Data items:
┄┄┄┄┄┄┄┄┄┄┄┄┄┄┄┄┄┄┄┄

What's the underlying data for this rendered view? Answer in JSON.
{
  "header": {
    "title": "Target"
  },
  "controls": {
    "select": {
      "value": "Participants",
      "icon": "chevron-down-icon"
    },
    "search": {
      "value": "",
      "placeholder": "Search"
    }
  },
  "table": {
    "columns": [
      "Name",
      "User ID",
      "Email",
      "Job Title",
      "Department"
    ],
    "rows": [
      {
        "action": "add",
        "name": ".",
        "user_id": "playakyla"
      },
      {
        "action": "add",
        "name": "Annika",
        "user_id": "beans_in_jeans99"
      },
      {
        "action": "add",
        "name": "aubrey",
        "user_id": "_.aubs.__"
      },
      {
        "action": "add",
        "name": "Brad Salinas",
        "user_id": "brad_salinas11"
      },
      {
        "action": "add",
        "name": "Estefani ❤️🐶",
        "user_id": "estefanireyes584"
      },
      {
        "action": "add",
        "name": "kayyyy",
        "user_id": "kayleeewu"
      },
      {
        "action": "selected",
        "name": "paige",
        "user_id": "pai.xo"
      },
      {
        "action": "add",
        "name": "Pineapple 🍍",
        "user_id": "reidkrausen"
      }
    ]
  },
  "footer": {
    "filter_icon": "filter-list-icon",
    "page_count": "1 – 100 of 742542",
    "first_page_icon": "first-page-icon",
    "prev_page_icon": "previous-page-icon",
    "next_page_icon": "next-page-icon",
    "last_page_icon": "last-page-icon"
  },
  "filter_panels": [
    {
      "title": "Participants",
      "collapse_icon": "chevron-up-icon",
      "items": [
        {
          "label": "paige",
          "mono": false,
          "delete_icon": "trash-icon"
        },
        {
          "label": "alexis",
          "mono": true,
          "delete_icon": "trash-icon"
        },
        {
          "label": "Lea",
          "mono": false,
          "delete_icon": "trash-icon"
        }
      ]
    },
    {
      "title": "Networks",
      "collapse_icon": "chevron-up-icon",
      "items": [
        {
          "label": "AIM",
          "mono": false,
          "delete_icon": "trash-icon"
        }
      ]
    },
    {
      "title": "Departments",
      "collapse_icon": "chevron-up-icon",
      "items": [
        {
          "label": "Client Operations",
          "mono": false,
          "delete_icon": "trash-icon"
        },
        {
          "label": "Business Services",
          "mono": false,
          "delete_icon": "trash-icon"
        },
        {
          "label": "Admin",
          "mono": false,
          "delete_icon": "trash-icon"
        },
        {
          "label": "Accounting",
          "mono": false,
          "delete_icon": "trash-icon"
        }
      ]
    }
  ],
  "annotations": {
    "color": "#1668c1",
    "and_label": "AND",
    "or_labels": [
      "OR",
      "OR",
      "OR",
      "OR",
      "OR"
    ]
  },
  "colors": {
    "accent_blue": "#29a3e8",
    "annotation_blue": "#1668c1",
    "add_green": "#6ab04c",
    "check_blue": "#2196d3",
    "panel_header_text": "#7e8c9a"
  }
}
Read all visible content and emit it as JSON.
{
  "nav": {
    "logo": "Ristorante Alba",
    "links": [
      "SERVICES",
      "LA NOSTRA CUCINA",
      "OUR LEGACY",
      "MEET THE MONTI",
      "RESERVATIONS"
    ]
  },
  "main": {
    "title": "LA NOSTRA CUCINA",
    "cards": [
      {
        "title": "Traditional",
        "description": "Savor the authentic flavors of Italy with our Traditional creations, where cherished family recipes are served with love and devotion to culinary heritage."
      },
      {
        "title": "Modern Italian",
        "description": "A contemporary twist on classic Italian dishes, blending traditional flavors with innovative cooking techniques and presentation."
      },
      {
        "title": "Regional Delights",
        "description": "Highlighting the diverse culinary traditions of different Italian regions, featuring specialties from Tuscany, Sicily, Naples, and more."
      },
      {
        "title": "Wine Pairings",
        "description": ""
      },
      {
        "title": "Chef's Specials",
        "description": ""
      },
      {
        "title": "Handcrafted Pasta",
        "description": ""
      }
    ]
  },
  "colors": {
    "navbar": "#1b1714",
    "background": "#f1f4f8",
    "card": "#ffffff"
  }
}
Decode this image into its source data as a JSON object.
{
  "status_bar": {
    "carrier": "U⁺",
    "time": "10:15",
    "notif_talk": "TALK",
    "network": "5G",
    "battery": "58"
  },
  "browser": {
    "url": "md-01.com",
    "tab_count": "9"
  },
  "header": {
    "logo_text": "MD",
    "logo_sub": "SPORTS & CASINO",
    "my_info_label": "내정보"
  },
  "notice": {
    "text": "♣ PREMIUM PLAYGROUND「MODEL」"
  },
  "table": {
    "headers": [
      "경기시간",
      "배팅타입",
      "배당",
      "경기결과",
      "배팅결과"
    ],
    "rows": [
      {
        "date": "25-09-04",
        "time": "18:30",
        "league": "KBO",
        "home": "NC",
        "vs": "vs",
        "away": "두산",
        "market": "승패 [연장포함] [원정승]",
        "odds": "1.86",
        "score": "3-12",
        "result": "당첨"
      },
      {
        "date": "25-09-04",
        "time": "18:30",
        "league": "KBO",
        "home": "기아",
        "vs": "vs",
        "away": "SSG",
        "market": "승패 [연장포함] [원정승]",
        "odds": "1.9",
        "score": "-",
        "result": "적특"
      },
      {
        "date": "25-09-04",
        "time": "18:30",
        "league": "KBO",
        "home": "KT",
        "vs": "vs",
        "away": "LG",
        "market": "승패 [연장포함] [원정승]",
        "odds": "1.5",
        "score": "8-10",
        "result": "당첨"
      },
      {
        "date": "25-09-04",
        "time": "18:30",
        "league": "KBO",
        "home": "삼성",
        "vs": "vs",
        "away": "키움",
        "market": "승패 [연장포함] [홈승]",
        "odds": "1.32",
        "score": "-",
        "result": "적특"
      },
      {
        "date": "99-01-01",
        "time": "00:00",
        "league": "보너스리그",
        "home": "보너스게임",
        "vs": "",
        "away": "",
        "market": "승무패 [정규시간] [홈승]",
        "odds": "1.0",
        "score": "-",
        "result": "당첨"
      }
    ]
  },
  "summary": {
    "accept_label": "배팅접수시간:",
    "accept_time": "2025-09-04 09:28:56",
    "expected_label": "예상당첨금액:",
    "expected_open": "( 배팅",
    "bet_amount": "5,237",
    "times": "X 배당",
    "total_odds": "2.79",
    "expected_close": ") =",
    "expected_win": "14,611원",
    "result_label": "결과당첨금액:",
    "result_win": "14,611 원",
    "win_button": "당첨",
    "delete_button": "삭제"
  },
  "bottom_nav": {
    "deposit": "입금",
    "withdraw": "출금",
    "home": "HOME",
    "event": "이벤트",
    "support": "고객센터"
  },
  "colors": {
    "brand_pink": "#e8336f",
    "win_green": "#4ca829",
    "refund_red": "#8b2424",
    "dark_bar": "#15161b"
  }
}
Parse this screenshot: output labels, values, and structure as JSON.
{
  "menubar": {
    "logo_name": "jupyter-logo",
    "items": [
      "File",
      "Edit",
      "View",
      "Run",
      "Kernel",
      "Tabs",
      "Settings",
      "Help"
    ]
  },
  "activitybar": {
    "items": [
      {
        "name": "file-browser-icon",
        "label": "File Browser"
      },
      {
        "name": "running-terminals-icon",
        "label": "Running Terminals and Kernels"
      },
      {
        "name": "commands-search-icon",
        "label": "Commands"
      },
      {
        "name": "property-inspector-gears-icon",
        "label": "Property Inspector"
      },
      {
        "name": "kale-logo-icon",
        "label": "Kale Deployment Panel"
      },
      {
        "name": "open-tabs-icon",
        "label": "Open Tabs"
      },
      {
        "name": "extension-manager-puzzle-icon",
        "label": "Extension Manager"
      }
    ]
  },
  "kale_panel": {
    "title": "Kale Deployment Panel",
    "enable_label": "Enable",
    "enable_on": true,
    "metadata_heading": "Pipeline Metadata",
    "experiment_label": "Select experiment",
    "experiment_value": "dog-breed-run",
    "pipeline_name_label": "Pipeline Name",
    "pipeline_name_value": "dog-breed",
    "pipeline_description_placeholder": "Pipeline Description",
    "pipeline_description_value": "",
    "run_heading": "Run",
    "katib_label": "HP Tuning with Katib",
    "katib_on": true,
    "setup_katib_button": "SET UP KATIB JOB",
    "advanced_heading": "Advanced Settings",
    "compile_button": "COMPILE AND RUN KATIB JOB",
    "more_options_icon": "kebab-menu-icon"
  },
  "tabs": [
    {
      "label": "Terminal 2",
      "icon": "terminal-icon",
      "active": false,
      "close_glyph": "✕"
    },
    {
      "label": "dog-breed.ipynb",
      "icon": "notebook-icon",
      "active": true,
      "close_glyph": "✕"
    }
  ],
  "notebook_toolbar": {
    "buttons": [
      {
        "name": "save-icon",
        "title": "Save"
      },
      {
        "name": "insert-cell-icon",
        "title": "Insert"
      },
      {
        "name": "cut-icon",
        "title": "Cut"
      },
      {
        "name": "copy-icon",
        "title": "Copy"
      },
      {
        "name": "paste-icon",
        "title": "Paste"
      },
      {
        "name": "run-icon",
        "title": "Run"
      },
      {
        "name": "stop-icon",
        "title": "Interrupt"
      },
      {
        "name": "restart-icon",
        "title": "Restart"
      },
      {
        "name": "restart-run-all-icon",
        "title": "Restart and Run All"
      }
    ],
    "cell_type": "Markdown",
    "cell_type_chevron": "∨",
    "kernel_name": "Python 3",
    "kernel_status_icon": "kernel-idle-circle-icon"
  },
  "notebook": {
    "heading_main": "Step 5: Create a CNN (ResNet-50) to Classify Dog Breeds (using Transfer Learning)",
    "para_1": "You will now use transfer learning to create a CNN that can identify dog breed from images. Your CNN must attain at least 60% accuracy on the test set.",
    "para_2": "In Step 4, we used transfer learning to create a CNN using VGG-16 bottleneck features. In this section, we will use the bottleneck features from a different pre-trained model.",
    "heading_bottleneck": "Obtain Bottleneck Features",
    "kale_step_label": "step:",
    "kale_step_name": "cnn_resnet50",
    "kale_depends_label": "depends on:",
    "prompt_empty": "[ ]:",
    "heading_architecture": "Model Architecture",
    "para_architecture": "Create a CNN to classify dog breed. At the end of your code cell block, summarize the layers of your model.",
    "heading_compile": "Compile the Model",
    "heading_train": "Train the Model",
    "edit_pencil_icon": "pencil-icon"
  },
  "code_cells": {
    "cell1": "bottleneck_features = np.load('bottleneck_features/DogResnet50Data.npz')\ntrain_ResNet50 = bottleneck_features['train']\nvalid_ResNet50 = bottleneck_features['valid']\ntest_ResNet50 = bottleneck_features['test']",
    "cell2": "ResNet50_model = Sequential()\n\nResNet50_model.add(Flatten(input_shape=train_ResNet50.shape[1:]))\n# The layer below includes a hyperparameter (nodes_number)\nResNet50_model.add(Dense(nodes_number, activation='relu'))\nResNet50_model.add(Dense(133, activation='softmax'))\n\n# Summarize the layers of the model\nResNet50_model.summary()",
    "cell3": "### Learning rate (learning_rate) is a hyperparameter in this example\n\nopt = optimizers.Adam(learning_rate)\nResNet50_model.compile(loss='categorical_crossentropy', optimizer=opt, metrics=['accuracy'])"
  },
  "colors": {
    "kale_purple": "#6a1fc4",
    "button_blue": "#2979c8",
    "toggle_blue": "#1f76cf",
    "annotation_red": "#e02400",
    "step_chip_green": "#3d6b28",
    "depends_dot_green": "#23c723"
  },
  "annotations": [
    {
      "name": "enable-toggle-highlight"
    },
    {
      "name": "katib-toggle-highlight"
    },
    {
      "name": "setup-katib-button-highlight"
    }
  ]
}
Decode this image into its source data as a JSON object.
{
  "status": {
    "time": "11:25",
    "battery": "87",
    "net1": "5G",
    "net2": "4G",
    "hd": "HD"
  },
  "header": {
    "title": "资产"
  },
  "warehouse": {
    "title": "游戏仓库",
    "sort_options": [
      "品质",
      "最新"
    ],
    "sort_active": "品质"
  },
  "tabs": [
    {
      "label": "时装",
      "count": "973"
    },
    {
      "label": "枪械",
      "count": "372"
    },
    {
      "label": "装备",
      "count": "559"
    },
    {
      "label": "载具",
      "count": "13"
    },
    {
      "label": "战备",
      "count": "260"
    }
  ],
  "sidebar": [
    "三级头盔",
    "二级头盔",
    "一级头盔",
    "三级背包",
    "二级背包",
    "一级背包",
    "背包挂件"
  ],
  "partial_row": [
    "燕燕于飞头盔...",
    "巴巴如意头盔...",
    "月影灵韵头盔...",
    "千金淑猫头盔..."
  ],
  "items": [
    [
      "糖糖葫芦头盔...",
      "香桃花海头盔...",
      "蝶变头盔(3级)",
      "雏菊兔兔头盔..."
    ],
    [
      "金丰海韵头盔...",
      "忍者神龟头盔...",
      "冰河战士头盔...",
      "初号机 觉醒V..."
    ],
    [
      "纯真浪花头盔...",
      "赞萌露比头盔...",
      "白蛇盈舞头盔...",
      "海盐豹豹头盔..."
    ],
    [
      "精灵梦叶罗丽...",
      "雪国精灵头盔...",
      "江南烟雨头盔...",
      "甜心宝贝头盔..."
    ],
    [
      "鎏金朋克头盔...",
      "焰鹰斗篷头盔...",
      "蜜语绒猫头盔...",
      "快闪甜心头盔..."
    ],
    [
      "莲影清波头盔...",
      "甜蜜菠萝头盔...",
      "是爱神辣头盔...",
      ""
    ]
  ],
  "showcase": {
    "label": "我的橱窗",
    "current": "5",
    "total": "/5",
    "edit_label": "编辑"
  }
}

┄┄┄┄┄┄┄┄┄┄┄┄┄┄┄┄┄┄┄┄

WHAT IS EXPECTED -
List all lines holding the string "test".

THE RESPONSE -
    "para_1": "You will now use transfer learning to create a CNN that can identify dog breed from images. Your CNN must attain at least 60% accuracy on the test set.",
    "cell1": "bottleneck_features = np.load('bottleneck_features/DogResnet50Data.npz')\ntrain_ResNet50 = bottleneck_features['train']\nvalid_ResNet50 = bottleneck_features['valid']\ntest_ResNet50 = bottleneck_features['test']",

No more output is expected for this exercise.